**DIRECTIONS**: Where the data below has the string "Contentful", return the whole line.

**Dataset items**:
--------------------

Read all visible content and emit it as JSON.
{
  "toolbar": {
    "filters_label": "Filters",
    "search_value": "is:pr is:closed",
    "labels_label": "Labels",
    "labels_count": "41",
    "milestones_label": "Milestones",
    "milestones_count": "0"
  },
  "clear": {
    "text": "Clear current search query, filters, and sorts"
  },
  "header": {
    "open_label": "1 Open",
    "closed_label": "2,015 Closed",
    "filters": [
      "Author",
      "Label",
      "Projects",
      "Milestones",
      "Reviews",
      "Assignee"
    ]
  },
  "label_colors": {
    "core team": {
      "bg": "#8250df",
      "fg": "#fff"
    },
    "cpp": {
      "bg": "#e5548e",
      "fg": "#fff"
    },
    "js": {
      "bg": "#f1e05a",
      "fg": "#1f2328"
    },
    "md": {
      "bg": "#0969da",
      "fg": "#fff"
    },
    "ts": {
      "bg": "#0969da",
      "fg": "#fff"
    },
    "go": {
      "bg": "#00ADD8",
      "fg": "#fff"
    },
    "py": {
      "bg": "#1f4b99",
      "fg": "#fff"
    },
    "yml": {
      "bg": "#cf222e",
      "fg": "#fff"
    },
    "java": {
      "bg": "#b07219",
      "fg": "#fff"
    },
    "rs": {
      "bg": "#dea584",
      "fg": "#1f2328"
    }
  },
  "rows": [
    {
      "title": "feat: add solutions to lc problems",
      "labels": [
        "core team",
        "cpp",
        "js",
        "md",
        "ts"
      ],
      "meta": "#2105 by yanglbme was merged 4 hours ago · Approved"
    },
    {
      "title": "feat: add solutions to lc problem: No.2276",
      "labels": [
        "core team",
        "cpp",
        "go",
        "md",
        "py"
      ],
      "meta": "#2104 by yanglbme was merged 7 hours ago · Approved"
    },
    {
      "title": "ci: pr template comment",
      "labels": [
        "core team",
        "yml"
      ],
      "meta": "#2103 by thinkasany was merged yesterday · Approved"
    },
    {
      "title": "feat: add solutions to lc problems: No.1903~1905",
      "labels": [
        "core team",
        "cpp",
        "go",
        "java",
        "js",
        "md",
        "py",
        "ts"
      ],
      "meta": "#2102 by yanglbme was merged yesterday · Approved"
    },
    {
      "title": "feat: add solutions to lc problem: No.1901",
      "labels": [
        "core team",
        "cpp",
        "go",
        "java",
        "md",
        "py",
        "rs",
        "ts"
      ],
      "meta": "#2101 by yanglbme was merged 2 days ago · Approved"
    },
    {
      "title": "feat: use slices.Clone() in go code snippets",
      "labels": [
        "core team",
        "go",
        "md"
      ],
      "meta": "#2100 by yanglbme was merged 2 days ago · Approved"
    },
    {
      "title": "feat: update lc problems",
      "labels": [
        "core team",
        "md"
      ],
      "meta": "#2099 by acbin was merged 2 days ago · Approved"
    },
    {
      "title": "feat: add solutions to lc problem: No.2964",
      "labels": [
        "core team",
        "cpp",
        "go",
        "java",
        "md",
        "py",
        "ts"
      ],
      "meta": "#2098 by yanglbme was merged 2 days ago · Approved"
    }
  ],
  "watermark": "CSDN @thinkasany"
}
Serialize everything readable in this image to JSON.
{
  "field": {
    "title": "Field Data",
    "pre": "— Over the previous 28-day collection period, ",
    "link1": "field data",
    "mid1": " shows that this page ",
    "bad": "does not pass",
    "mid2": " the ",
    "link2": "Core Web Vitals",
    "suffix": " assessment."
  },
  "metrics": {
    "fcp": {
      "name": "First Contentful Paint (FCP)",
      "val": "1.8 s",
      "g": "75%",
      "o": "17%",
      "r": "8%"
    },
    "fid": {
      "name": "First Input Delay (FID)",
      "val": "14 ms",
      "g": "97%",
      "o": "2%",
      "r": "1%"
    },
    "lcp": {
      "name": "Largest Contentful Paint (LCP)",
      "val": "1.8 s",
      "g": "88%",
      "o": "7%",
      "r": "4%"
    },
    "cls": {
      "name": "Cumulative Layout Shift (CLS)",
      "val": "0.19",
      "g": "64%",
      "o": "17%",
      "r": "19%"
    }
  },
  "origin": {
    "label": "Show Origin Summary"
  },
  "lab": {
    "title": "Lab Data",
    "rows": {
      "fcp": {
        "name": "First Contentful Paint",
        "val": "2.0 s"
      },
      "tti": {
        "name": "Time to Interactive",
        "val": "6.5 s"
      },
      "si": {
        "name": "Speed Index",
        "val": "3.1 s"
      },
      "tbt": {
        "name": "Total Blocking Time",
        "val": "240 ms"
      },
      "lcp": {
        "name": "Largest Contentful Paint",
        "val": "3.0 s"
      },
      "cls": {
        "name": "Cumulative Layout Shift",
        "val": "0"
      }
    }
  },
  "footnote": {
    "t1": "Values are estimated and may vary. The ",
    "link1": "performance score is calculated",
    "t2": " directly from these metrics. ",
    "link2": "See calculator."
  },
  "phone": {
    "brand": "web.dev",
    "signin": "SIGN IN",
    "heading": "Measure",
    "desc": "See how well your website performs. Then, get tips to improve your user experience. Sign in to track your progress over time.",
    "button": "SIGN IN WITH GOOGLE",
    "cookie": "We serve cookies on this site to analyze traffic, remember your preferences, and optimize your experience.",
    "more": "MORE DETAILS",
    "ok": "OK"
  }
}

--------------------

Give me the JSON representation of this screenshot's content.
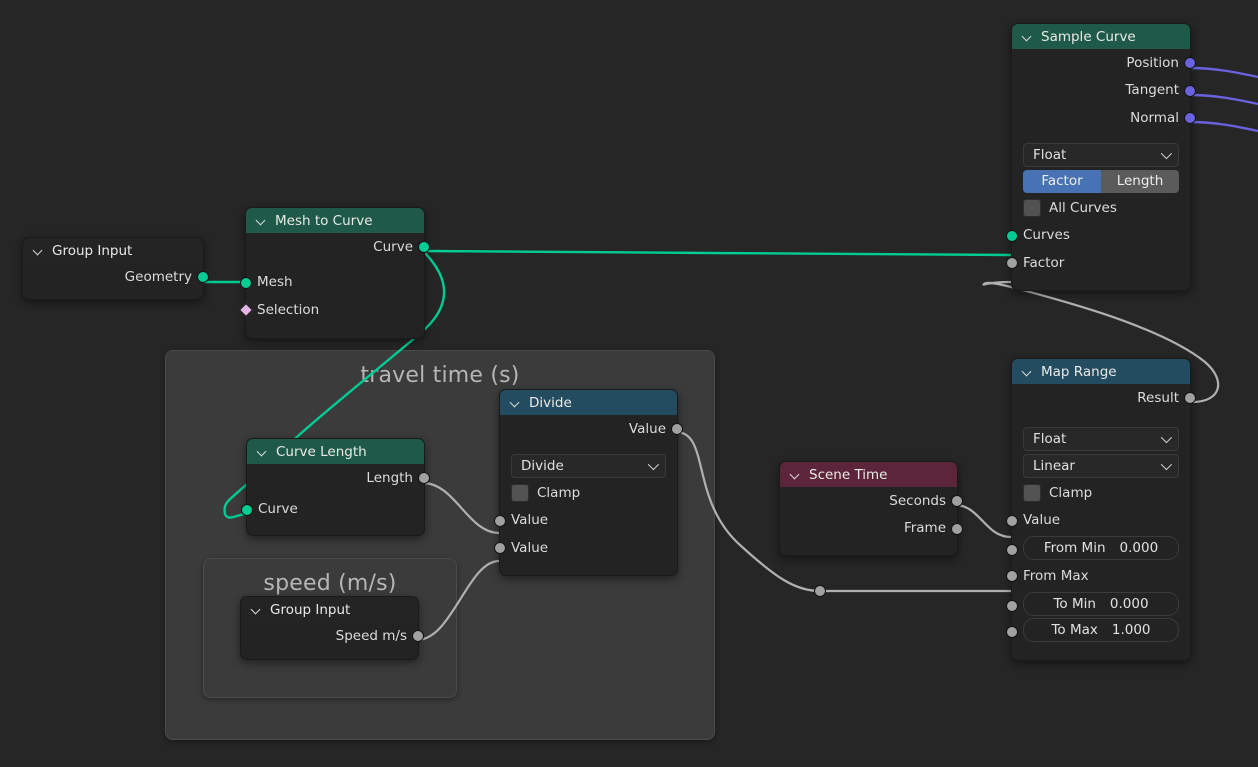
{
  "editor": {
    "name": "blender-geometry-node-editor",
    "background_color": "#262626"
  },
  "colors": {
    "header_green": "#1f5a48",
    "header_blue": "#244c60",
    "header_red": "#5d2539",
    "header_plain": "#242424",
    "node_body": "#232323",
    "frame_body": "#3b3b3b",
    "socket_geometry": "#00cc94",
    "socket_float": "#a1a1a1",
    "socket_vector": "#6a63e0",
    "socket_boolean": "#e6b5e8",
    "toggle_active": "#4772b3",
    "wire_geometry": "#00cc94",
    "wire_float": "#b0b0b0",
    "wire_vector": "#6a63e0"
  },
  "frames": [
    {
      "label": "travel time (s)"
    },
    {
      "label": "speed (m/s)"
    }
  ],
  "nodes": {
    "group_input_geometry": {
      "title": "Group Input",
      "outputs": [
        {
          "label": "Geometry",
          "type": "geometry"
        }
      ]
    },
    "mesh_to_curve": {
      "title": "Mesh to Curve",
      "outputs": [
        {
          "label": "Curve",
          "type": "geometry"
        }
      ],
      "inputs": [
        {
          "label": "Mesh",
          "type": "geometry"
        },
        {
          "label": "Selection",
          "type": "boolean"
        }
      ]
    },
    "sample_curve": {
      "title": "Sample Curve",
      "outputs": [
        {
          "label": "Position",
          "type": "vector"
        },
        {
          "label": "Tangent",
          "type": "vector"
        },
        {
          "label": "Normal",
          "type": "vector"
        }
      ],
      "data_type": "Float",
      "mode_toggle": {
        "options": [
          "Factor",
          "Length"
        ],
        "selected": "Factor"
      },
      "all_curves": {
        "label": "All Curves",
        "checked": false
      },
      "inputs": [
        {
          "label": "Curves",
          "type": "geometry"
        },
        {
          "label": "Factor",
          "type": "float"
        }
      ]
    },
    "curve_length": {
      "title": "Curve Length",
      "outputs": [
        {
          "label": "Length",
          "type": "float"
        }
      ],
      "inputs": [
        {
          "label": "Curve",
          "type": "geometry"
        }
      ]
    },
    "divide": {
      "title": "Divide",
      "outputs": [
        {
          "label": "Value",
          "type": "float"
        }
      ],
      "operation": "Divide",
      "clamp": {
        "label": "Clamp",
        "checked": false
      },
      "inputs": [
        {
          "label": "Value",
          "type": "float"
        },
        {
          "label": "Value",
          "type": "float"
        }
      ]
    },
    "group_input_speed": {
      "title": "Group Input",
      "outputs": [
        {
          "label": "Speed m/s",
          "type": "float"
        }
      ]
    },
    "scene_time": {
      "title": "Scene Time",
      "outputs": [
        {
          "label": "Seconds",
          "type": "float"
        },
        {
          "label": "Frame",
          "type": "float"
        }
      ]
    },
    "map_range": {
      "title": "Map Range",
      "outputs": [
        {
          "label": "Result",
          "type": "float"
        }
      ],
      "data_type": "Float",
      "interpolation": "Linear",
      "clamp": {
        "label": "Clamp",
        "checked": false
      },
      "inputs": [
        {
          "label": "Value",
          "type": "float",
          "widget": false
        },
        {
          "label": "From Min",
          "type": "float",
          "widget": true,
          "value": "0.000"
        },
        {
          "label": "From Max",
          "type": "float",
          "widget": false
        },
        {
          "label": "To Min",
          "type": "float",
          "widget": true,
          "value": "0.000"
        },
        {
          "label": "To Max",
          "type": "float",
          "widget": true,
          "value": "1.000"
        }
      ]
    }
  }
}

--------------------

**SOLUTION**:
      "name": "First Contentful Paint (FCP)",
      "name": "Largest Contentful Paint (LCP)",
        "name": "First Contentful Paint",
        "name": "Largest Contentful Paint",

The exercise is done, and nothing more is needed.